(Data records)
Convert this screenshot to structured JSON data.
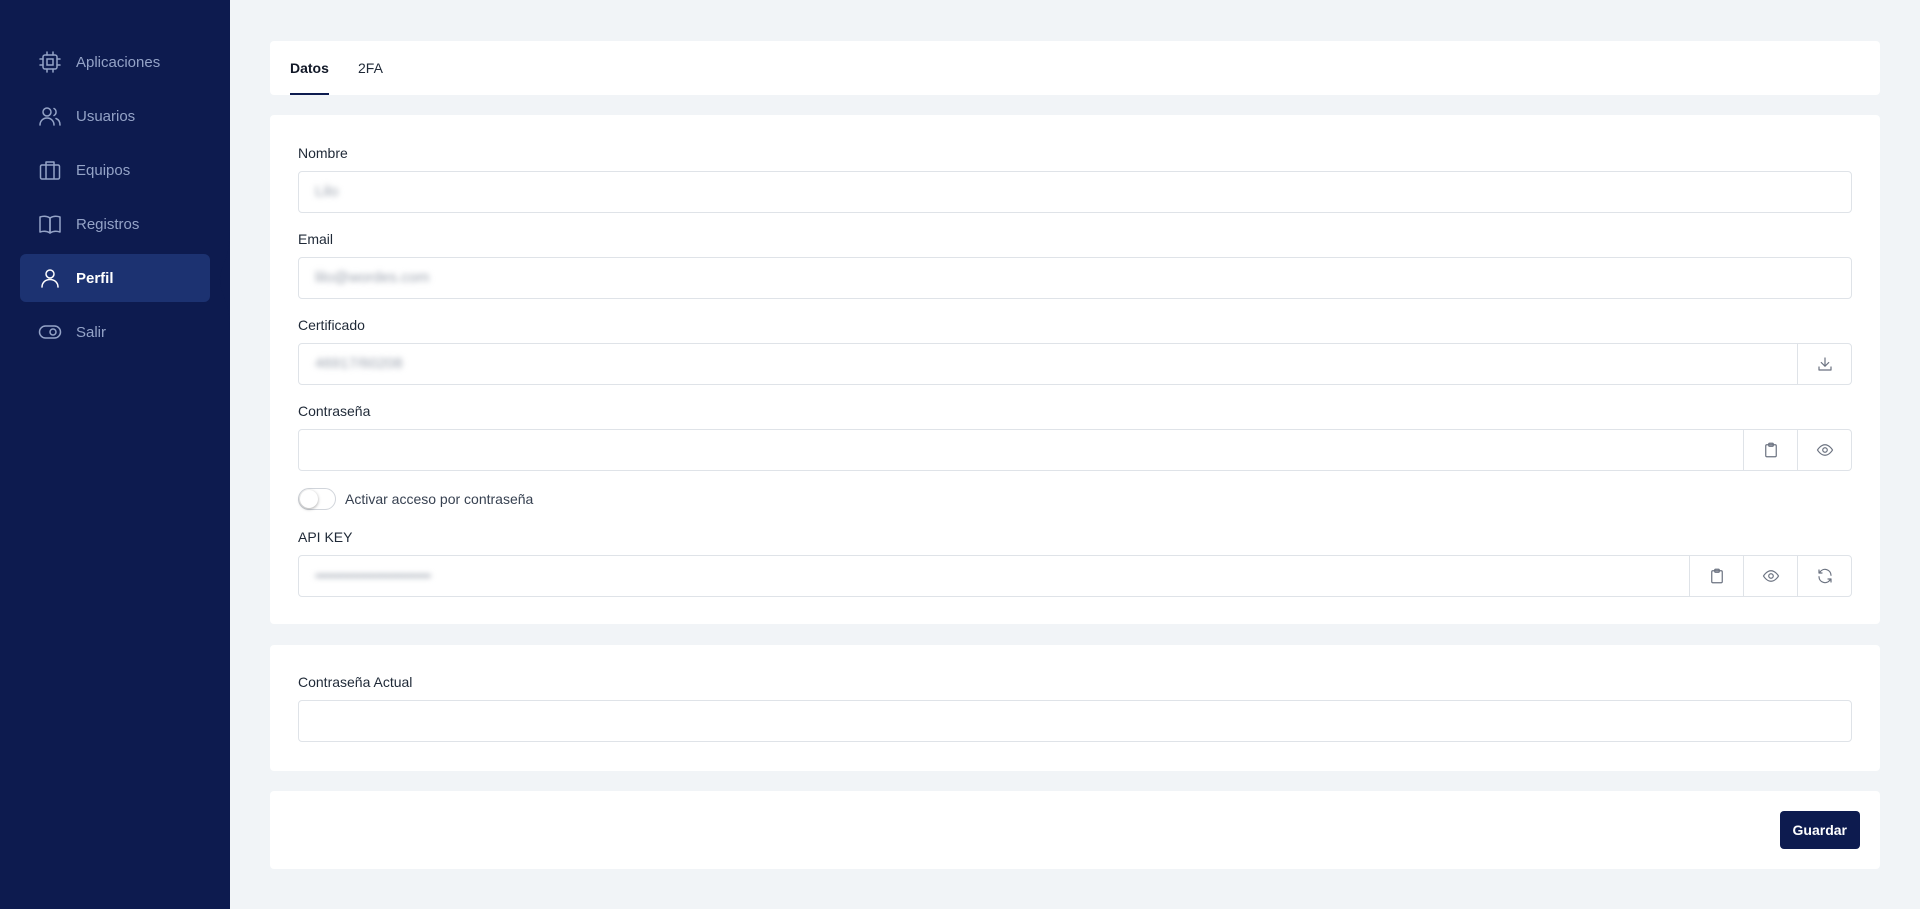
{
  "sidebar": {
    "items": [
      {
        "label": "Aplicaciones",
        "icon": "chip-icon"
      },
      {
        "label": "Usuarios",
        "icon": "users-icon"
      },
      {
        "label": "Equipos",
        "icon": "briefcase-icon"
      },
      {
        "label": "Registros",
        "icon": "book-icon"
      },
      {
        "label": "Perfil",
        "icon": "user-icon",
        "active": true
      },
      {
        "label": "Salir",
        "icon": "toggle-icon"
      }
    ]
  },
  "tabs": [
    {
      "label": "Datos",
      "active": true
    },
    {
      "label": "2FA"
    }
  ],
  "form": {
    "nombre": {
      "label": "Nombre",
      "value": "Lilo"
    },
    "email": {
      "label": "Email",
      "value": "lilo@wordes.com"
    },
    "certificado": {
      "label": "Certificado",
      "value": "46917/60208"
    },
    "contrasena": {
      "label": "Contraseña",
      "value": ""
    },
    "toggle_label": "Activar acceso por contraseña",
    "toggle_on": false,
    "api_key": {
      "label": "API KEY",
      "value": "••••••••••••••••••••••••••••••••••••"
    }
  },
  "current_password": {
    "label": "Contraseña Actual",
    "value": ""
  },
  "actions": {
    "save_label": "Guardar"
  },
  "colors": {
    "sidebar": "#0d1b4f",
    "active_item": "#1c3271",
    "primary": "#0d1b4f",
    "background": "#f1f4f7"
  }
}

TASK OBJECTIVE
Within the data above, pick out all lines holding the word "value".

TASK SOLUTION
      "value": "Lilo"
      "value": "lilo@wordes.com"
      "value": "46917/60208"
      "value": ""
      "value": "••••••••••••••••••••••••••••••••••••"
    "value": ""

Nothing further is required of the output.